▶ Task details
Copy each of the lines below without changing anything.

___ Dataset

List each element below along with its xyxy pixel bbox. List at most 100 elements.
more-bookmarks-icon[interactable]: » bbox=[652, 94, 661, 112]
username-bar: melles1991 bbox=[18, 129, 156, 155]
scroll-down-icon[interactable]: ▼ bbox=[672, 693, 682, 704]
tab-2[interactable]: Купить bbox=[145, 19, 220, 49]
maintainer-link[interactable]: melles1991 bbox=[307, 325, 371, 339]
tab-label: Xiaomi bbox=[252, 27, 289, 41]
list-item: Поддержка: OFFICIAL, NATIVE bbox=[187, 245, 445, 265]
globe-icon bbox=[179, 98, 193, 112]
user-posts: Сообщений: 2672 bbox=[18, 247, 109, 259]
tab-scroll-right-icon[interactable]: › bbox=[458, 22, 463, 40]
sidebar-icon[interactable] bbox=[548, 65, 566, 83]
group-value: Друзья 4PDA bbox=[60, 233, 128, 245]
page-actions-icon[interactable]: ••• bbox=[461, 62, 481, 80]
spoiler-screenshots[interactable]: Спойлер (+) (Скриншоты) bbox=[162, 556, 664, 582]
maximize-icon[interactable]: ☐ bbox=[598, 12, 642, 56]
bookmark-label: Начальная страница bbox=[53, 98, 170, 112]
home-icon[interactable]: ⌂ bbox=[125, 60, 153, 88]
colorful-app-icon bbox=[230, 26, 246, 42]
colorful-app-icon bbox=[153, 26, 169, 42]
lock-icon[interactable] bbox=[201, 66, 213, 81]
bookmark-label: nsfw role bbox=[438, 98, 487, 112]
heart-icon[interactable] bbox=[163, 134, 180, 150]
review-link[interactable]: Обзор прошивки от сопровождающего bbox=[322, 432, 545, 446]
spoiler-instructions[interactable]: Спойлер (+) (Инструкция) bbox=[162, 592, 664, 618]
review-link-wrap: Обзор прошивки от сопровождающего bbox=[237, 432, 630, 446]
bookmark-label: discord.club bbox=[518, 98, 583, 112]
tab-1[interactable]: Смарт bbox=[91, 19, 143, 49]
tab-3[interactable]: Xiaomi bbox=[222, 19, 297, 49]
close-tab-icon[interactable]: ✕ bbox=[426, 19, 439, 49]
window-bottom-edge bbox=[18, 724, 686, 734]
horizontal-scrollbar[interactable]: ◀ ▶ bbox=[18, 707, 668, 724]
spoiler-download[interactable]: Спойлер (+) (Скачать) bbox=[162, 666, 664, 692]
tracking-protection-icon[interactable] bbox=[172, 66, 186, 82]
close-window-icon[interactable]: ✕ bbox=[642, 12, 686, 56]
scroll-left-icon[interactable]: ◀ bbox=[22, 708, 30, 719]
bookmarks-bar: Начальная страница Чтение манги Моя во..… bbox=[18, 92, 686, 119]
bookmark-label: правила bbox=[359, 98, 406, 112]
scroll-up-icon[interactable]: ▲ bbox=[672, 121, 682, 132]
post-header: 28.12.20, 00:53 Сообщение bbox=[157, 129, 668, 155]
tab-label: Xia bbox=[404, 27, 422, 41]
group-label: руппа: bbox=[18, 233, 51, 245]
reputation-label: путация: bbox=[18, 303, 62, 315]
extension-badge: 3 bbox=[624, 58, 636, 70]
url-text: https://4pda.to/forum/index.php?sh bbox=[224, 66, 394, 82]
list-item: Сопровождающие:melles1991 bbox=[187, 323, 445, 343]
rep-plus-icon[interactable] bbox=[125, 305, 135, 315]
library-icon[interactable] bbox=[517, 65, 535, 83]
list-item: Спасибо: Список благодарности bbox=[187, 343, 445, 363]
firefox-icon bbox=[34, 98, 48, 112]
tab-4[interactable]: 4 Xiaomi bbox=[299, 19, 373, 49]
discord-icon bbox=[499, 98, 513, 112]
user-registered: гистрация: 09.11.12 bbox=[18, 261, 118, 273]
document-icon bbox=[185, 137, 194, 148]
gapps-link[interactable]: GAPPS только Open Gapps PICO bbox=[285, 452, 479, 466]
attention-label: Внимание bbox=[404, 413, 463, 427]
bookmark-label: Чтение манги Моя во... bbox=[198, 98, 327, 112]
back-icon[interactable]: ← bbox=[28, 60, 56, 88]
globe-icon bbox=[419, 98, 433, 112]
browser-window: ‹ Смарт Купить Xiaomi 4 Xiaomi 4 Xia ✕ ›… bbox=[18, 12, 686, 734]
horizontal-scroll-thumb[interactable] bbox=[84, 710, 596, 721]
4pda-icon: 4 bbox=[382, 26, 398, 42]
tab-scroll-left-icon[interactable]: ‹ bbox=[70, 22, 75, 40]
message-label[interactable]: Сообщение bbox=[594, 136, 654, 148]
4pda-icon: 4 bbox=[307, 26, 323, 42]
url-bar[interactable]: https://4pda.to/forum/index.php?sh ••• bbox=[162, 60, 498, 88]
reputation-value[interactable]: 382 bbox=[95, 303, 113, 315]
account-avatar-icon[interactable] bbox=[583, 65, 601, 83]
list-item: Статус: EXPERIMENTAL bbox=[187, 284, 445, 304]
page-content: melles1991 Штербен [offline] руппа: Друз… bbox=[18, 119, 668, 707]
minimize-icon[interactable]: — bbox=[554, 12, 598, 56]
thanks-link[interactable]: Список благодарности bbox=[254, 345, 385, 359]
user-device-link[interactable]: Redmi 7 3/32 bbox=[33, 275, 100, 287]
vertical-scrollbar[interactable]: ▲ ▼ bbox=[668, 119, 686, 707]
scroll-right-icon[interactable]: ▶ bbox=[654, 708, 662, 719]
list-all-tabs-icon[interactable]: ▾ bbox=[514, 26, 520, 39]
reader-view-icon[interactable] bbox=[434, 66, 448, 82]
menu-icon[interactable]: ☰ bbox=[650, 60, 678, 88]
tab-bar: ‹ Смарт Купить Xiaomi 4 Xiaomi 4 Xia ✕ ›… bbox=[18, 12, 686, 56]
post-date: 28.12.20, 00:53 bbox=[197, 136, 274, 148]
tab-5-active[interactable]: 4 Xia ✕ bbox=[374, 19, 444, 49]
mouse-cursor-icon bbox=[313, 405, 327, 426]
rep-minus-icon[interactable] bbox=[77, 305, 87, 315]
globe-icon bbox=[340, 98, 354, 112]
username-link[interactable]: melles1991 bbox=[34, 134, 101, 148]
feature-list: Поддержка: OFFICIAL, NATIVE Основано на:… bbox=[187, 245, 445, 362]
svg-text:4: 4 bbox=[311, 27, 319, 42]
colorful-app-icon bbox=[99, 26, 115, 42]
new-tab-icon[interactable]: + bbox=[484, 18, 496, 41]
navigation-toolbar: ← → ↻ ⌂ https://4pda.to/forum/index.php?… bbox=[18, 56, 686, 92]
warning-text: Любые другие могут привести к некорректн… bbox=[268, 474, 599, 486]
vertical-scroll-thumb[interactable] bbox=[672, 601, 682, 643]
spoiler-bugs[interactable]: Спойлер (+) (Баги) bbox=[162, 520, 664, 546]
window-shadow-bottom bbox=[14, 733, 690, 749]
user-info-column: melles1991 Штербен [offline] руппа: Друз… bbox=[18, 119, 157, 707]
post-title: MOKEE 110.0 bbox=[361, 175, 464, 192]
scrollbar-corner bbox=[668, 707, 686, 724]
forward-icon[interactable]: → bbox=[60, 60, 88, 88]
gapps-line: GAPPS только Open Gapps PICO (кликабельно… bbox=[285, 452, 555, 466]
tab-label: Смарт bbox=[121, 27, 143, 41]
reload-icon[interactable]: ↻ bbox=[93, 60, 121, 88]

______

▶ Response to the exercise
List each element below along with its xyxy pixel bbox. List at most 100 elements.
more-bookmarks-icon[interactable]: » bbox=[652, 94, 661, 112]
username-bar: melles1991 bbox=[18, 129, 156, 155]
scroll-down-icon[interactable]: ▼ bbox=[672, 693, 682, 704]
tab-2[interactable]: Купить bbox=[145, 19, 220, 49]
maintainer-link[interactable]: melles1991 bbox=[307, 325, 371, 339]
tab-label: Xiaomi bbox=[252, 27, 289, 41]
list-item: Поддержка: OFFICIAL, NATIVE bbox=[187, 245, 445, 265]
globe-icon bbox=[179, 98, 193, 112]
user-posts: Сообщений: 2672 bbox=[18, 247, 109, 259]
tab-scroll-right-icon[interactable]: › bbox=[458, 22, 463, 40]
sidebar-icon[interactable] bbox=[548, 65, 566, 83]
group-value: Друзья 4PDA bbox=[60, 233, 128, 245]
page-actions-icon[interactable]: ••• bbox=[461, 62, 481, 80]
spoiler-screenshots[interactable]: Спойлер (+) (Скриншоты) bbox=[162, 556, 664, 582]
maximize-icon[interactable]: ☐ bbox=[598, 12, 642, 56]
bookmark-label: Начальная страница bbox=[53, 98, 170, 112]
home-icon[interactable]: ⌂ bbox=[125, 60, 153, 88]
colorful-app-icon bbox=[230, 26, 246, 42]
colorful-app-icon bbox=[153, 26, 169, 42]
lock-icon[interactable] bbox=[201, 66, 213, 81]
bookmark-label: nsfw role bbox=[438, 98, 487, 112]
heart-icon[interactable] bbox=[163, 134, 180, 150]
review-link[interactable]: Обзор прошивки от сопровождающего bbox=[322, 432, 545, 446]
spoiler-instructions[interactable]: Спойлер (+) (Инструкция) bbox=[162, 592, 664, 618]
review-link-wrap: Обзор прошивки от сопровождающего bbox=[237, 432, 630, 446]
bookmark-label: discord.club bbox=[518, 98, 583, 112]
tab-1[interactable]: Смарт bbox=[91, 19, 143, 49]
tab-3[interactable]: Xiaomi bbox=[222, 19, 297, 49]
close-tab-icon[interactable]: ✕ bbox=[426, 19, 439, 49]
window-bottom-edge bbox=[18, 724, 686, 734]
horizontal-scrollbar[interactable]: ◀ ▶ bbox=[18, 707, 668, 724]
spoiler-download[interactable]: Спойлер (+) (Скачать) bbox=[162, 666, 664, 692]
tracking-protection-icon[interactable] bbox=[172, 66, 186, 82]
close-window-icon[interactable]: ✕ bbox=[642, 12, 686, 56]
scroll-left-icon[interactable]: ◀ bbox=[22, 708, 30, 719]
bookmarks-bar: Начальная страница Чтение манги Моя во..… bbox=[18, 92, 686, 119]
bookmark-label: правила bbox=[359, 98, 406, 112]
scroll-up-icon[interactable]: ▲ bbox=[672, 121, 682, 132]
post-header: 28.12.20, 00:53 Сообщение bbox=[157, 129, 668, 155]
tab-label: Xia bbox=[404, 27, 422, 41]
group-label: руппа: bbox=[18, 233, 51, 245]
reputation-label: путация: bbox=[18, 303, 62, 315]
extension-badge: 3 bbox=[624, 58, 636, 70]
url-text: https://4pda.to/forum/index.php?sh bbox=[224, 66, 394, 82]
list-item: Сопровождающие:melles1991 bbox=[187, 323, 445, 343]
rep-plus-icon[interactable] bbox=[125, 305, 135, 315]
library-icon[interactable] bbox=[517, 65, 535, 83]
list-item: Спасибо: Список благодарности bbox=[187, 343, 445, 363]
firefox-icon bbox=[34, 98, 48, 112]
tab-4[interactable]: 4 Xiaomi bbox=[299, 19, 373, 49]
discord-icon bbox=[499, 98, 513, 112]
user-registered: гистрация: 09.11.12 bbox=[18, 261, 118, 273]
document-icon bbox=[185, 137, 194, 148]
gapps-link[interactable]: GAPPS только Open Gapps PICO bbox=[285, 452, 479, 466]
attention-label: Внимание bbox=[404, 413, 463, 427]
bookmark-label: Чтение манги Моя во... bbox=[198, 98, 327, 112]
back-icon[interactable]: ← bbox=[28, 60, 56, 88]
globe-icon bbox=[419, 98, 433, 112]
browser-window: ‹ Смарт Купить Xiaomi 4 Xiaomi 4 Xia ✕ ›… bbox=[18, 12, 686, 734]
horizontal-scroll-thumb[interactable] bbox=[84, 710, 596, 721]
4pda-icon: 4 bbox=[382, 26, 398, 42]
tab-scroll-left-icon[interactable]: ‹ bbox=[70, 22, 75, 40]
message-label[interactable]: Сообщение bbox=[594, 136, 654, 148]
4pda-icon: 4 bbox=[307, 26, 323, 42]
url-bar[interactable]: https://4pda.to/forum/index.php?sh ••• bbox=[162, 60, 498, 88]
reputation-value[interactable]: 382 bbox=[95, 303, 113, 315]
account-avatar-icon[interactable] bbox=[583, 65, 601, 83]
list-item: Статус: EXPERIMENTAL bbox=[187, 284, 445, 304]
page-content: melles1991 Штербен [offline] руппа: Друз… bbox=[18, 119, 668, 707]
minimize-icon[interactable]: — bbox=[554, 12, 598, 56]
thanks-link[interactable]: Список благодарности bbox=[254, 345, 385, 359]
user-device-link[interactable]: Redmi 7 3/32 bbox=[33, 275, 100, 287]
vertical-scrollbar[interactable]: ▲ ▼ bbox=[668, 119, 686, 707]
scroll-right-icon[interactable]: ▶ bbox=[654, 708, 662, 719]
list-all-tabs-icon[interactable]: ▾ bbox=[514, 26, 520, 39]
reader-view-icon[interactable] bbox=[434, 66, 448, 82]
menu-icon[interactable]: ☰ bbox=[650, 60, 678, 88]
tab-bar: ‹ Смарт Купить Xiaomi 4 Xiaomi 4 Xia ✕ ›… bbox=[18, 12, 686, 56]
post-date: 28.12.20, 00:53 bbox=[197, 136, 274, 148]
tab-5-active[interactable]: 4 Xia ✕ bbox=[374, 19, 444, 49]
mouse-cursor-icon bbox=[313, 405, 327, 426]
rep-minus-icon[interactable] bbox=[77, 305, 87, 315]
globe-icon bbox=[340, 98, 354, 112]
username-link[interactable]: melles1991 bbox=[34, 134, 101, 148]
feature-list: Поддержка: OFFICIAL, NATIVE Основано на:… bbox=[187, 245, 445, 362]
svg-text:4: 4 bbox=[311, 27, 319, 42]
colorful-app-icon bbox=[99, 26, 115, 42]
new-tab-icon[interactable]: + bbox=[484, 18, 496, 41]
navigation-toolbar: ← → ↻ ⌂ https://4pda.to/forum/index.php?… bbox=[18, 56, 686, 92]
warning-text: Любые другие могут привести к некорректн… bbox=[268, 474, 599, 486]
vertical-scroll-thumb[interactable] bbox=[672, 601, 682, 643]
spoiler-bugs[interactable]: Спойлер (+) (Баги) bbox=[162, 520, 664, 546]
window-shadow-bottom bbox=[14, 733, 690, 749]
user-info-column: melles1991 Штербен [offline] руппа: Друз… bbox=[18, 119, 157, 707]
post-title: MOKEE 110.0 bbox=[361, 175, 464, 192]
scrollbar-corner bbox=[668, 707, 686, 724]
forward-icon[interactable]: → bbox=[60, 60, 88, 88]
gapps-line: GAPPS только Open Gapps PICO (кликабельно… bbox=[285, 452, 555, 466]
tab-label: Смарт bbox=[121, 27, 143, 41]
reload-icon[interactable]: ↻ bbox=[93, 60, 121, 88]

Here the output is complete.